◆ **PASSAGE EXTRAIT**:
L’école est un lieu de contacts sociaux impératifs dans le développement et le bienêtre des adolescents. Privés de cela, plusieurs ont manifesté un certain niveau de découragement, de lassitude voire de détresse. L’école est aussi un lieu où se déploient plusieurs services facilement accessibles pour les adolescents. Ils ont aussi été privés de ce réseau. Des ressources étaient disponibles, mais leur accessibilité a été considérablement réduite et beaucoup plus complexe. Je suis d’avis que la santé mentale des ados en général s’est dégradée pendant le confinement. Particulièrement dans le cas de ceux pour qui la vie était déjà parsemée d’embuches et de défis. Éloignée d’eux, j’ai eu plus de difficulté à exercer mon rôle de première ligne, pour les soutenir et les référer, aussi. Le sentiment d’impuissance était grand.


Selon toi, quels risques peut-on craindre à long terme?

A.S.: J’ai fait le choix de travailler en adaptation scolaire, dans un secteur où il n’y a pas de formule prédéfinie, les moyens étant à inventer et à adapter constamment. Donc je crois que rien n’est insurmontable! Mais il est clair que tous les élèves, surtout ceux qui éprouvaient des difficultés d’apprentissage avant la crise, auront un grand défi à surmonter. J’ai la ferme conviction que la flexibilité des milieux, et le déploiement de moyens bienveillants et créatifs, pourront minimiser une éventuelle vague de décrochage ou de démotivation. Pour cela, il faut donner aux jeunes les moyens d’y croire et d’y parvenir : une aide adaptée, des ressources matérielles et financières, une bonne compréhension de leur situation.


De quoi ces jeunes ont-ils besoin aujourd’hui?

A.S.: Comme toujours, on ne peut pas faire les apprentissages pour eux. Par contre, en tant qu’enseignante, je peux m’assurer de leur offrir une aide pédagogique adaptée. Je peux aussi, en tant qu’humaine, leur offrir un espace bienveillant et compréhensif pour les accueillir et leur permettre de déployer leurs moyens à leur rythme. Là où le programme Opération Bonne Mine aide, c’est en contribuant à leur offrir le matériel nécessaire pour leurs apprentissages, et surtout en les soutenant dans leur motivation. On sait que la réussite scolaire des jeunes est directement liée à la motivation et à la perception de leur capacité de réussir. Avoir les outils et le sentiment qu’on croit en nous sont les clés essentielles pour démarrer une année scolaire du bon pied.

◆ **EXERCICES PROPOSÉS**:
1 – Répondez brièvement à ces questions sur l'extrait sur les adolescents et le confinement :
(a) Qu'ont manifesté plusieurs adolescents privés des contacts sociaux de l'école ?
(b) Dans quel secteur la personne interrogée a-t-elle fait le choix de travailler ?
(c) À quoi la réussite scolaire des jeunes est-elle directement liée ?
2 – Restituez mot pour mot le passage de l'extrait sur les adolescents et le confinement, de « A.S.: J’ai fait » à « de leur situation. ».
Ce matériel n'est pas utile pour répondre.

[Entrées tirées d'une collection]
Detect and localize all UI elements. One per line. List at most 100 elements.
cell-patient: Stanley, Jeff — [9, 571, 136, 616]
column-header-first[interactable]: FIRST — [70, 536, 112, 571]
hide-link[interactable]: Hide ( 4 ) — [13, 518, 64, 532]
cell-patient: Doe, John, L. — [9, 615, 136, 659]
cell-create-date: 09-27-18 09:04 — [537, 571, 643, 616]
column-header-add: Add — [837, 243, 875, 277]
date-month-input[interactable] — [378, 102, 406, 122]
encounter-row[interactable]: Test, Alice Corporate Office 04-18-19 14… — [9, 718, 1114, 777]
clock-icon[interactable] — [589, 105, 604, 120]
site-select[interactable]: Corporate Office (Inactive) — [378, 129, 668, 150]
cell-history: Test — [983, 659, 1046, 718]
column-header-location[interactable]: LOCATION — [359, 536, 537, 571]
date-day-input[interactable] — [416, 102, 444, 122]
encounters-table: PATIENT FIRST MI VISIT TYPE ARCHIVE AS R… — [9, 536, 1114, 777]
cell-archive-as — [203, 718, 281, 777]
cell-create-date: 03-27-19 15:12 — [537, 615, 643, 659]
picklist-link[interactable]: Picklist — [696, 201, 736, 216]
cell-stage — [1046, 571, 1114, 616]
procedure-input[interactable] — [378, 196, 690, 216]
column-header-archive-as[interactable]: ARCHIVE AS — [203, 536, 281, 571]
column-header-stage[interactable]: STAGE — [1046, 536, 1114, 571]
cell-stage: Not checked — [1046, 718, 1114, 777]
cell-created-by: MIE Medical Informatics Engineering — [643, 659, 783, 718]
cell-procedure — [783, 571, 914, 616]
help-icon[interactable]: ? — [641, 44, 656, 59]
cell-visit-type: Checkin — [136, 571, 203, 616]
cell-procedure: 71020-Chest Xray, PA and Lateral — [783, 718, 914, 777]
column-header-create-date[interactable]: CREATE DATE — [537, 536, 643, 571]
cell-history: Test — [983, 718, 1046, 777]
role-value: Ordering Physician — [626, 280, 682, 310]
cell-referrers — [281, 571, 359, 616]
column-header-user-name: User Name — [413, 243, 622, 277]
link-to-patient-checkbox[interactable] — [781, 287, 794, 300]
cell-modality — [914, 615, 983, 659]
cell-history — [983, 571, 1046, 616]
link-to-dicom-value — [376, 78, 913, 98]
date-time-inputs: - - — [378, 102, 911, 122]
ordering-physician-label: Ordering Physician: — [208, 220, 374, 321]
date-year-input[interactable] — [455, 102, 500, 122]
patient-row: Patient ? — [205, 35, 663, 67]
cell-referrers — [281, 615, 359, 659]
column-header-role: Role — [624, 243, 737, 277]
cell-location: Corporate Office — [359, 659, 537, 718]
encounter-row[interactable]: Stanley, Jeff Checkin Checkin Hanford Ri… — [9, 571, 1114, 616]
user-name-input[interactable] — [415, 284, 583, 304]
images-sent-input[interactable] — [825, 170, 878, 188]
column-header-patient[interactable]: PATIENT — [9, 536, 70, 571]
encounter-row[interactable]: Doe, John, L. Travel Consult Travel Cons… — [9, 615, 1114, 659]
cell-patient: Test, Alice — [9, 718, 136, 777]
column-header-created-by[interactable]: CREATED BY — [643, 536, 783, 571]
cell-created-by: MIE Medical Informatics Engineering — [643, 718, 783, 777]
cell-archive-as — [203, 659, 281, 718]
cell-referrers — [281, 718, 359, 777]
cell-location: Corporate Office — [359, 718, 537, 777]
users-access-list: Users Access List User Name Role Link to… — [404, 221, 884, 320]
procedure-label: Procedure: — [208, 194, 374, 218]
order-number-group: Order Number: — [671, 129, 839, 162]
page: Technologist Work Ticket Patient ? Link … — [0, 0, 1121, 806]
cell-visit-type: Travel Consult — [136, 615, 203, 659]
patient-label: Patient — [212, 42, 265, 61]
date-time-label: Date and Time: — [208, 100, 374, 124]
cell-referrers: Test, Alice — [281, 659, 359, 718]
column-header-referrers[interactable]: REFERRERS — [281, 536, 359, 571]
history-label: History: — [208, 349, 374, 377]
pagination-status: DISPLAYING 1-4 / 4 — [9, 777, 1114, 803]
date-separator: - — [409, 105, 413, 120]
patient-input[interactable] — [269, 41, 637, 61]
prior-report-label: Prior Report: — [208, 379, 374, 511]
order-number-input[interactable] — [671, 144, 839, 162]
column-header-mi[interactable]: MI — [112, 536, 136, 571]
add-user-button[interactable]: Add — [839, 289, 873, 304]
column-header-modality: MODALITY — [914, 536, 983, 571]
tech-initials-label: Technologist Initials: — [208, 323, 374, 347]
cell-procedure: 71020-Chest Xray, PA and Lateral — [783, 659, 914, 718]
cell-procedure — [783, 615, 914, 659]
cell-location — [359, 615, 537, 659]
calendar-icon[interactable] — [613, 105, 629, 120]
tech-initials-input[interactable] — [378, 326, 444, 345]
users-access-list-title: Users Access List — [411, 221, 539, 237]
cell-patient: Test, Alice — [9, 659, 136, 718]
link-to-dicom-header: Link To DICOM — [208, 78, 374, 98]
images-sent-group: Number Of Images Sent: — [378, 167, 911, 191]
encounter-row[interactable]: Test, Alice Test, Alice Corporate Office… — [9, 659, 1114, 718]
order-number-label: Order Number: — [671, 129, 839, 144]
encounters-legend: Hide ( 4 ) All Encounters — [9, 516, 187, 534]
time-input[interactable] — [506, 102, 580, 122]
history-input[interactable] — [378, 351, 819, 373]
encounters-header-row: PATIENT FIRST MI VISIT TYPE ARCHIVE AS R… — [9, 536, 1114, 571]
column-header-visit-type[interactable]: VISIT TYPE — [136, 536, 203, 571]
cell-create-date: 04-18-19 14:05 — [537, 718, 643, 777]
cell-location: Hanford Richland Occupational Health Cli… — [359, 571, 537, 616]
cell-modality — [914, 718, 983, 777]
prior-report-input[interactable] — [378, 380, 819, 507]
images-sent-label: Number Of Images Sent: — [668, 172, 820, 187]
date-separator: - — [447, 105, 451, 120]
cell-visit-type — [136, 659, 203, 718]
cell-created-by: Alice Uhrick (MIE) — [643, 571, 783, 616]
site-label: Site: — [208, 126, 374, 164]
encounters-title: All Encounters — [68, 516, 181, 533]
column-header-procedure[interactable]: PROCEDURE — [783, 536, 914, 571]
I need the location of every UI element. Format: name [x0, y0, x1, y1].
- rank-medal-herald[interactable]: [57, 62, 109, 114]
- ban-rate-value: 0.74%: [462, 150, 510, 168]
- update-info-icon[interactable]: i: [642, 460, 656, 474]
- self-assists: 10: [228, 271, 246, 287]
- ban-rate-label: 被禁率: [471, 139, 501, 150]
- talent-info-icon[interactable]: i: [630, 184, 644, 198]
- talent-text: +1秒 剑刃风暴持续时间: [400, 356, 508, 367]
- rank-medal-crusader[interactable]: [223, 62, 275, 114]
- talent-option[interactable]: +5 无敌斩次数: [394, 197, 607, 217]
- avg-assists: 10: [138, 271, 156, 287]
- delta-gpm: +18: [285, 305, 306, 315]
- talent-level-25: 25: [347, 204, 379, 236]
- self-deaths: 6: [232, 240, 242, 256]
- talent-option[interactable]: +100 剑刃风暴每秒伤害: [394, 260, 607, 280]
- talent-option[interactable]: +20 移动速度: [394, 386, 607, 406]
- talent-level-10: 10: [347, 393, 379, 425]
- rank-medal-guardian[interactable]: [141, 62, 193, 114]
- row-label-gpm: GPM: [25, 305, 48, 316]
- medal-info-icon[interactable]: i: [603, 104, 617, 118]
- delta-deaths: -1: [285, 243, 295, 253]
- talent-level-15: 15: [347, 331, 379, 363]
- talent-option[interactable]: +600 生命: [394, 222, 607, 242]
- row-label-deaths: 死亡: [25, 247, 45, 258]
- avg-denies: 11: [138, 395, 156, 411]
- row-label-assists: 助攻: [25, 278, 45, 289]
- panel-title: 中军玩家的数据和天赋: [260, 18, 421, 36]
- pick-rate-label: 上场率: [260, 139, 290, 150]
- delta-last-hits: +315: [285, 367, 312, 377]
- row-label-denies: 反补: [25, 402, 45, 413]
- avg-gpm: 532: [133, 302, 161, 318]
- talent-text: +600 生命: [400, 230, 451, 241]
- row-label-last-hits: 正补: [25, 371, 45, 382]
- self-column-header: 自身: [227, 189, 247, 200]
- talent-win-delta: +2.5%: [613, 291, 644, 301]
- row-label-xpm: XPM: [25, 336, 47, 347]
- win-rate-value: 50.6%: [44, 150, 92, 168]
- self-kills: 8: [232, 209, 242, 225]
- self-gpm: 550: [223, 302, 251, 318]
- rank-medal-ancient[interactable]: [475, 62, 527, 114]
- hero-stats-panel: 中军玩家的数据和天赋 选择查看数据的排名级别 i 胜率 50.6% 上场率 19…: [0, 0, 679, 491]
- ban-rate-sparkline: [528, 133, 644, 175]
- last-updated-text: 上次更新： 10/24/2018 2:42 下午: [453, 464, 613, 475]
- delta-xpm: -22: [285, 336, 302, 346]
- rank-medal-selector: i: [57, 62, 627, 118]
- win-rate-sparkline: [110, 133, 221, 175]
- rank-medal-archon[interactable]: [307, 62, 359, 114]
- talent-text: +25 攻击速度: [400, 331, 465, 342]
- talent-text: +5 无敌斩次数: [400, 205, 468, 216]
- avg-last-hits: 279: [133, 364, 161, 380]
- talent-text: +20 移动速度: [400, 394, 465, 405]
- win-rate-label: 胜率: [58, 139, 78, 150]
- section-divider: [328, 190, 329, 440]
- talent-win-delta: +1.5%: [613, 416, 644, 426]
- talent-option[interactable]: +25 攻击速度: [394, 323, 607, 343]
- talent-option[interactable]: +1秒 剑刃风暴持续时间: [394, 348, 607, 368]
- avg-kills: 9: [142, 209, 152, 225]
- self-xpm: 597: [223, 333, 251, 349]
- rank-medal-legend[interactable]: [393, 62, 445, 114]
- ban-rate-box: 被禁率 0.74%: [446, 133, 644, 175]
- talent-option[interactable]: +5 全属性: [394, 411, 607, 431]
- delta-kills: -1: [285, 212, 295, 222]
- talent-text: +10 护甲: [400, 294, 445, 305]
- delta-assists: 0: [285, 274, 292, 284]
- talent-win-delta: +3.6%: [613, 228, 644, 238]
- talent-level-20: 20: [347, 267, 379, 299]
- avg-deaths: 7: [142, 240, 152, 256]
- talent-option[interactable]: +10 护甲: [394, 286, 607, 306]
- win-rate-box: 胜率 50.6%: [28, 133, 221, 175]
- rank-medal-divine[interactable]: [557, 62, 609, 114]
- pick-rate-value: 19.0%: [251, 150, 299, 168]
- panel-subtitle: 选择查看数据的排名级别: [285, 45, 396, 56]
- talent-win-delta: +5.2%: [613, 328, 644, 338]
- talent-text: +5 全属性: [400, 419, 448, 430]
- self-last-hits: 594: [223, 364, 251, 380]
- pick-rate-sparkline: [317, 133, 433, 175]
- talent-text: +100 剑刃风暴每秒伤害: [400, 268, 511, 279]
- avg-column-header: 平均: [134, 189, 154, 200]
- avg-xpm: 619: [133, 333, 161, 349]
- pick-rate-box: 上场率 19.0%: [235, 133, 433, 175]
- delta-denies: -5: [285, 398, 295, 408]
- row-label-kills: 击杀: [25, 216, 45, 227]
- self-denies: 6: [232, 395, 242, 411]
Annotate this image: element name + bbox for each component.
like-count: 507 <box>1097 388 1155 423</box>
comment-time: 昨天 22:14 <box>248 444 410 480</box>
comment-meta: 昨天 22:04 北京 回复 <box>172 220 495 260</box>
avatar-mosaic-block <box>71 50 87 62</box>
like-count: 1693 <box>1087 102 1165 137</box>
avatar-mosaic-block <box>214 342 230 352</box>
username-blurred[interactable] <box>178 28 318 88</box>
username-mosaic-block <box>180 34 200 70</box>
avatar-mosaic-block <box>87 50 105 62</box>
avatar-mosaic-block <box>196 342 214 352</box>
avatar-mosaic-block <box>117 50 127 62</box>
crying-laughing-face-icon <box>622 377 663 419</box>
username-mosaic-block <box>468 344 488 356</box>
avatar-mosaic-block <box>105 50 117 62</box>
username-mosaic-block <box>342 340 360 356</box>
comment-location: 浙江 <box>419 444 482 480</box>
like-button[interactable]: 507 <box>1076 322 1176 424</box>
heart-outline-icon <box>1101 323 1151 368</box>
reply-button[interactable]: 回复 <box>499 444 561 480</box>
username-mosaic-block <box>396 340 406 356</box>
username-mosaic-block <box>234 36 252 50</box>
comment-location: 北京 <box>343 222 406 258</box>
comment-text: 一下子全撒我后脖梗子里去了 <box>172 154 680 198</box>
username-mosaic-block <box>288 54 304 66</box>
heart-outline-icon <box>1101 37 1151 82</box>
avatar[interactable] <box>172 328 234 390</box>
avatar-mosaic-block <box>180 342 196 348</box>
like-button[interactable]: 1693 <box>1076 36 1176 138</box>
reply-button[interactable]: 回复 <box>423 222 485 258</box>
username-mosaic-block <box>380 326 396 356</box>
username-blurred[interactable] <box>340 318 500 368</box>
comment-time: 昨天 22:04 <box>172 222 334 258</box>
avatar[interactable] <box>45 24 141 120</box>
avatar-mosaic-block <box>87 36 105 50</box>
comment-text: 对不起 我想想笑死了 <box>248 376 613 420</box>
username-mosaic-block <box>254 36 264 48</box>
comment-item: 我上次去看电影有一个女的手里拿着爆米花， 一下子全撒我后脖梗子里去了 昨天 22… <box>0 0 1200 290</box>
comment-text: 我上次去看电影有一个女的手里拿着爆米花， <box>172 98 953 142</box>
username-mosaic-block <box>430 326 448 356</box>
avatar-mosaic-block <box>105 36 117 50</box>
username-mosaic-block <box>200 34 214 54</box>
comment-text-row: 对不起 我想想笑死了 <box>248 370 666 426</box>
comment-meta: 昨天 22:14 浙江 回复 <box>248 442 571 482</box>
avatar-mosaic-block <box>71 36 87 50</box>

◆ **CORRIGÉ DES EXERCICES**:
1 –
(a) Un certain niveau de découragement, de lassitude, voire de détresse.
(b) En adaptation scolaire.
(c) À la motivation et à la perception de leur capacité de réussir.

2 –
A.S.: J’ai fait le choix de travailler en adaptation scolaire, dans un secteur où il n’y a pas de formule prédéfinie, les moyens étant à inventer et à adapter constamment. Donc je crois que rien n’est insurmontable! Mais il est clair que tous les élèves, surtout ceux qui éprouvaient des difficultés d’apprentissage avant la crise, auront un grand défi à surmonter. J’ai la ferme conviction que la flexibilité des milieux, et le déploiement de moyens bienveillants et créatifs, pourront minimiser une éventuelle vague de décrochage ou de démotivation. Pour cela, il faut donner aux jeunes les moyens d’y croire et d’y parvenir : une aide adaptée, des ressources matérielles et financières, une bonne compréhension de leur situation.